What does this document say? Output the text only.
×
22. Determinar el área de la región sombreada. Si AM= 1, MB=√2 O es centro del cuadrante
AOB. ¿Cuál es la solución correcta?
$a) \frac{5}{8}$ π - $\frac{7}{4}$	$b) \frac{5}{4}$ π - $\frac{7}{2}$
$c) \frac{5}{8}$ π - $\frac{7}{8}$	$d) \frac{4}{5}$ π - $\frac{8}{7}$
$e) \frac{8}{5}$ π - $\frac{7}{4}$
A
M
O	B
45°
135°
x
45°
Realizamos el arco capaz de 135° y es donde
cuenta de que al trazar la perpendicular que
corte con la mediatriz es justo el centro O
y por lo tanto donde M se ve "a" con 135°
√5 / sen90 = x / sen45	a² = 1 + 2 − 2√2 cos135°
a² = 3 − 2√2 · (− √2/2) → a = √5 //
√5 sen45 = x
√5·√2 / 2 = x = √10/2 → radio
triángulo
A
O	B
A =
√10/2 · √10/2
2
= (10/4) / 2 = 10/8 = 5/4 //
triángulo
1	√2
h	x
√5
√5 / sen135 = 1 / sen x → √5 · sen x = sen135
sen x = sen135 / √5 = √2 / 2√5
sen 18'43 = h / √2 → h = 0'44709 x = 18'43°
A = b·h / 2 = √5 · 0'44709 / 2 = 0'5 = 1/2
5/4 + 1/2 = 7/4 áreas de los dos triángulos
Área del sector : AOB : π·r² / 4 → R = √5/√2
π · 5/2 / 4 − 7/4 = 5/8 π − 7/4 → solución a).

########

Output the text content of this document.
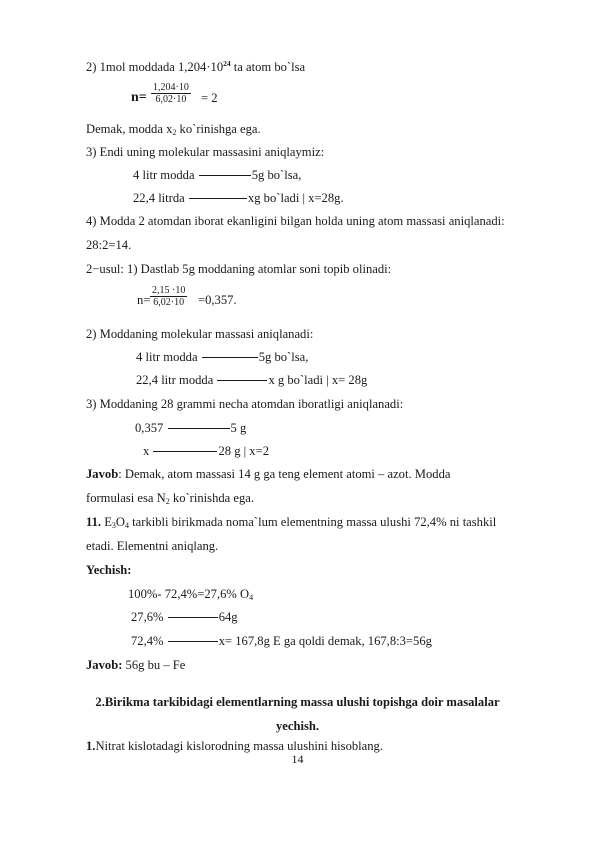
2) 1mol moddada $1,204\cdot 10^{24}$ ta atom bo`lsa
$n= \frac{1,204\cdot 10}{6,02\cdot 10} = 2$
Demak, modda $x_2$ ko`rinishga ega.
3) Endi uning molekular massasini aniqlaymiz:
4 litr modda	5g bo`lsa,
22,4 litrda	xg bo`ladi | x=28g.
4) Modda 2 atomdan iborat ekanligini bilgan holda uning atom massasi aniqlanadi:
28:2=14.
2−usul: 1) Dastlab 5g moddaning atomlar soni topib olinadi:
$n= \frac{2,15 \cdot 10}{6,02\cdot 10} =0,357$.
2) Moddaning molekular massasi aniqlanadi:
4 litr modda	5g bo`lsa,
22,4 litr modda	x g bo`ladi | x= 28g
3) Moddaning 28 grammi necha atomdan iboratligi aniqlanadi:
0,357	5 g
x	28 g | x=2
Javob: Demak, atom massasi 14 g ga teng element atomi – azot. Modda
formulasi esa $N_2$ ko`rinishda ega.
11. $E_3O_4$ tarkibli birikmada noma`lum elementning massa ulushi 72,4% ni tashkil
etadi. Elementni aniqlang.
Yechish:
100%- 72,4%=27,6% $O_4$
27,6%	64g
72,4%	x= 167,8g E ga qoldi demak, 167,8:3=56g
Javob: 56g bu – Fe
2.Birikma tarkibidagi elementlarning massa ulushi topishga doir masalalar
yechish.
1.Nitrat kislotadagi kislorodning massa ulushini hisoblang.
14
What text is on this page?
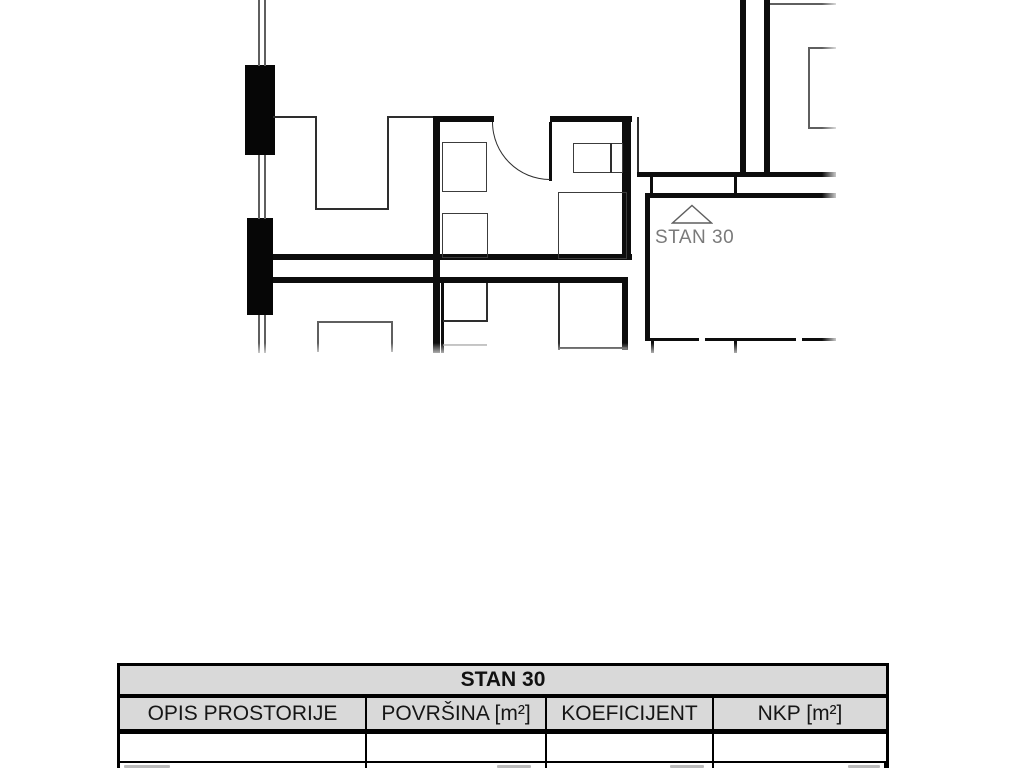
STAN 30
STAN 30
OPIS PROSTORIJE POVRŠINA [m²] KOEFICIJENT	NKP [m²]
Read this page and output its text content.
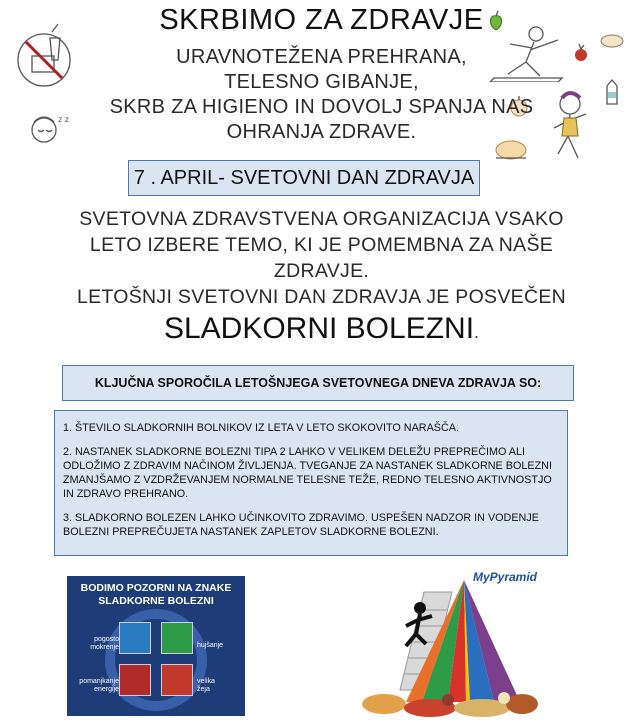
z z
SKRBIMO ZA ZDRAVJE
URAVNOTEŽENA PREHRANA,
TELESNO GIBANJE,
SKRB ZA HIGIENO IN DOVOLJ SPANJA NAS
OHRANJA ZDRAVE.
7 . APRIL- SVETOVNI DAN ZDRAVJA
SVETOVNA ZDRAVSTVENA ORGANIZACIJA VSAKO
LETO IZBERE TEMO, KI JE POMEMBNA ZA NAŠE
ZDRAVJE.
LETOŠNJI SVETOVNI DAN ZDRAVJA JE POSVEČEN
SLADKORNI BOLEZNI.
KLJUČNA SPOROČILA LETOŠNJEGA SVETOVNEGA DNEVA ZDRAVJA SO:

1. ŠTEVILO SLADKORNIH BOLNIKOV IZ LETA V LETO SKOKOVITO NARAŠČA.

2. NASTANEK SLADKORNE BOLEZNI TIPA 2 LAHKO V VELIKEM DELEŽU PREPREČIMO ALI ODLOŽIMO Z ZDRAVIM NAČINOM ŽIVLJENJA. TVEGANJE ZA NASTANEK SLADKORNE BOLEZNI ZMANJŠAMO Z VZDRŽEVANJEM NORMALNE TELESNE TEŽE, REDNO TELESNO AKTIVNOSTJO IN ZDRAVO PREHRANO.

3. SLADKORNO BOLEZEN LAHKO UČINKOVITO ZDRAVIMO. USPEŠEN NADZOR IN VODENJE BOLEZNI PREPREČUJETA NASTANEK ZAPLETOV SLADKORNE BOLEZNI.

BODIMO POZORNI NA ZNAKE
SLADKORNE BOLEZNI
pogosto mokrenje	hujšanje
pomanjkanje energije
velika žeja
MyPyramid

########

■ **Required task**
Pick out the lines that include the word "Javob" and write them out.

■ **Answer to the problem**
Javob: Demak, atom massasi 14 g ga teng element atomi – azot. Modda
Javob: 56g bu – Fe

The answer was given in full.